• [INSTRUCTIONS FOR THE TASK]: Locate the word "approach" in the data below, then copy every line that holds it.

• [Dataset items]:
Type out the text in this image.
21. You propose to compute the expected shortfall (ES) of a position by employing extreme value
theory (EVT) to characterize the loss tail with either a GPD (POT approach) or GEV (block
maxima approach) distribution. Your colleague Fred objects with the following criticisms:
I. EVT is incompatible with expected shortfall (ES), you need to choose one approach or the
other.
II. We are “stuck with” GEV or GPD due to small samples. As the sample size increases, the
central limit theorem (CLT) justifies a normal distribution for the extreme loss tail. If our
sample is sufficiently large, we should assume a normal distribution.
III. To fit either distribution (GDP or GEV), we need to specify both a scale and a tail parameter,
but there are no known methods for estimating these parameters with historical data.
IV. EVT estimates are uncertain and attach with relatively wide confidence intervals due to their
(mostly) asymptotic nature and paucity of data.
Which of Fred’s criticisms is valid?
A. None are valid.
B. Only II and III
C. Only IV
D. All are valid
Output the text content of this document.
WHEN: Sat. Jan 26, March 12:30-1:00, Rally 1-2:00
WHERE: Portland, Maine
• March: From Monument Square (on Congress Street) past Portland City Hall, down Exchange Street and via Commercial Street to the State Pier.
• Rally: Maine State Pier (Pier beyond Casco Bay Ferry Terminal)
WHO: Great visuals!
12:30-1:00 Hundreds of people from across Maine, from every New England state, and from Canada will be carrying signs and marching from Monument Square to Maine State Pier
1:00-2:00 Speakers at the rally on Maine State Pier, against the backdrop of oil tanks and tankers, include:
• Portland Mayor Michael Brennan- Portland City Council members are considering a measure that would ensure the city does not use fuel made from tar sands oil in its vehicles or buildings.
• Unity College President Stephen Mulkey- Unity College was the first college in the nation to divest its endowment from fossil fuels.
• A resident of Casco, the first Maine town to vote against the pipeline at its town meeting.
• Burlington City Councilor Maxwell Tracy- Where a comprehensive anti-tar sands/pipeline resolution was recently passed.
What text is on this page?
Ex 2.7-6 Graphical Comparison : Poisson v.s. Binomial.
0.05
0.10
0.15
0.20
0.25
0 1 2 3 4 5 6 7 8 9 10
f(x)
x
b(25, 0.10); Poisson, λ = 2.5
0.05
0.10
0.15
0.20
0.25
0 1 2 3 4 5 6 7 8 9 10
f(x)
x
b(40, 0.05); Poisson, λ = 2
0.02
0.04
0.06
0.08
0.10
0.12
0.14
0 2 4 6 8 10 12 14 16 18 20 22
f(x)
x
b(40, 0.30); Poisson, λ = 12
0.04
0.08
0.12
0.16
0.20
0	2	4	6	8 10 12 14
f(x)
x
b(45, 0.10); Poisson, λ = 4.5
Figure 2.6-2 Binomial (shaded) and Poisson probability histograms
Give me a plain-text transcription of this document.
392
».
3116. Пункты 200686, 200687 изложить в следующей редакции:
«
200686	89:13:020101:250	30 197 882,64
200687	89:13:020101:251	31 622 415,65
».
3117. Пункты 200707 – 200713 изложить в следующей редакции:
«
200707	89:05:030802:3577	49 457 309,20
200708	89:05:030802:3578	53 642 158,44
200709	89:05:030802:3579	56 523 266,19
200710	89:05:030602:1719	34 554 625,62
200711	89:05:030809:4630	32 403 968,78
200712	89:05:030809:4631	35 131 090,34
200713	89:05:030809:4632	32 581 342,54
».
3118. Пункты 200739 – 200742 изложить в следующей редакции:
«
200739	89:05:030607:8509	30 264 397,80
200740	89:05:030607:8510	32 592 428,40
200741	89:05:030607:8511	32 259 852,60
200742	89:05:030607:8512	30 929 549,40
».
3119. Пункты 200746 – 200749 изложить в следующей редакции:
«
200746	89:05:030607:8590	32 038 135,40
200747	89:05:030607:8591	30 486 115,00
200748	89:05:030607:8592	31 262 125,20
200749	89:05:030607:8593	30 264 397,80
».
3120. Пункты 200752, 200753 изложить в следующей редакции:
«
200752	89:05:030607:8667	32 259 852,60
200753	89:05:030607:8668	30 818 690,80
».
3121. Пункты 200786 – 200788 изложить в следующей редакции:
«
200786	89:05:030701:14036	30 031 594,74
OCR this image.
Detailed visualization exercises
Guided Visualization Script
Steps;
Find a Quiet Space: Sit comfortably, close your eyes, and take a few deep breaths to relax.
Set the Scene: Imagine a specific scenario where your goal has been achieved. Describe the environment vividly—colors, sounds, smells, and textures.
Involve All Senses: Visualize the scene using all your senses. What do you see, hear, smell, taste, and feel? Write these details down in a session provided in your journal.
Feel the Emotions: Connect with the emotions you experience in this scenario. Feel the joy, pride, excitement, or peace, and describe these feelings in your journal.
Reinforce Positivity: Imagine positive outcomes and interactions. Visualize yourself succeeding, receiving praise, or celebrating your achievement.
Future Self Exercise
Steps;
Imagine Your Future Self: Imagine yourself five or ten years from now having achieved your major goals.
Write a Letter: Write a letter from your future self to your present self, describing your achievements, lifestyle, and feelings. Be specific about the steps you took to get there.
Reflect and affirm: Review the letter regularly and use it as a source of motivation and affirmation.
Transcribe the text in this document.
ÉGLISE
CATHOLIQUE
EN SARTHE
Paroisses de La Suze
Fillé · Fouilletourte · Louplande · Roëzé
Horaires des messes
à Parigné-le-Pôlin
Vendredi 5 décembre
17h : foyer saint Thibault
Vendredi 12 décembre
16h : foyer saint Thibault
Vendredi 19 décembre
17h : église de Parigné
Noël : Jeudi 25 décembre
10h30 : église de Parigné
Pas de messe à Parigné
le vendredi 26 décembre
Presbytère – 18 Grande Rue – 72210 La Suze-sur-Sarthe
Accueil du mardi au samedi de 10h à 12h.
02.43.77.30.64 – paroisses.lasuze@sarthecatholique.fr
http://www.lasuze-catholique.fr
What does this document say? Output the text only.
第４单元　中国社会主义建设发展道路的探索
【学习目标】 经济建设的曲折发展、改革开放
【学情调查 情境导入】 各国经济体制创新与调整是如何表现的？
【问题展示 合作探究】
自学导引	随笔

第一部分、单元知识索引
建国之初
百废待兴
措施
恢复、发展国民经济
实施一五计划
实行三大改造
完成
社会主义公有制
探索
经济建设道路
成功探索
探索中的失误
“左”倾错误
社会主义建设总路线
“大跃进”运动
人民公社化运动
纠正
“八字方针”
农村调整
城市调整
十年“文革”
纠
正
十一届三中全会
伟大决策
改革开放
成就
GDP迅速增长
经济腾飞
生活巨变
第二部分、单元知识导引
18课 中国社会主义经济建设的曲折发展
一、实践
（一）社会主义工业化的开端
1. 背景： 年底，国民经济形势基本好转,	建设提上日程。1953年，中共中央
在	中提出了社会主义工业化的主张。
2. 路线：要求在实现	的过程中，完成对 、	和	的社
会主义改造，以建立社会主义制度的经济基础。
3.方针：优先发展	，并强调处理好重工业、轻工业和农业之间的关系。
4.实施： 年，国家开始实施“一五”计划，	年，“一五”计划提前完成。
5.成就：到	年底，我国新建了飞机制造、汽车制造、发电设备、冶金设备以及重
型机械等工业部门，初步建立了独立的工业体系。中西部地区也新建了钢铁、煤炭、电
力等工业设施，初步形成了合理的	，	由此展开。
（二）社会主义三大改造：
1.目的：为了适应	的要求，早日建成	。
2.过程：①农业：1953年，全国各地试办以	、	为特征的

• [ANSWER TO THE EXERCISE]:
theory (EVT) to characterize the loss tail with either a GPD (POT approach) or GEV (block
maxima approach) distribution. Your colleague Fred objects with the following criticisms:
I. EVT is incompatible with expected shortfall (ES), you need to choose one approach or the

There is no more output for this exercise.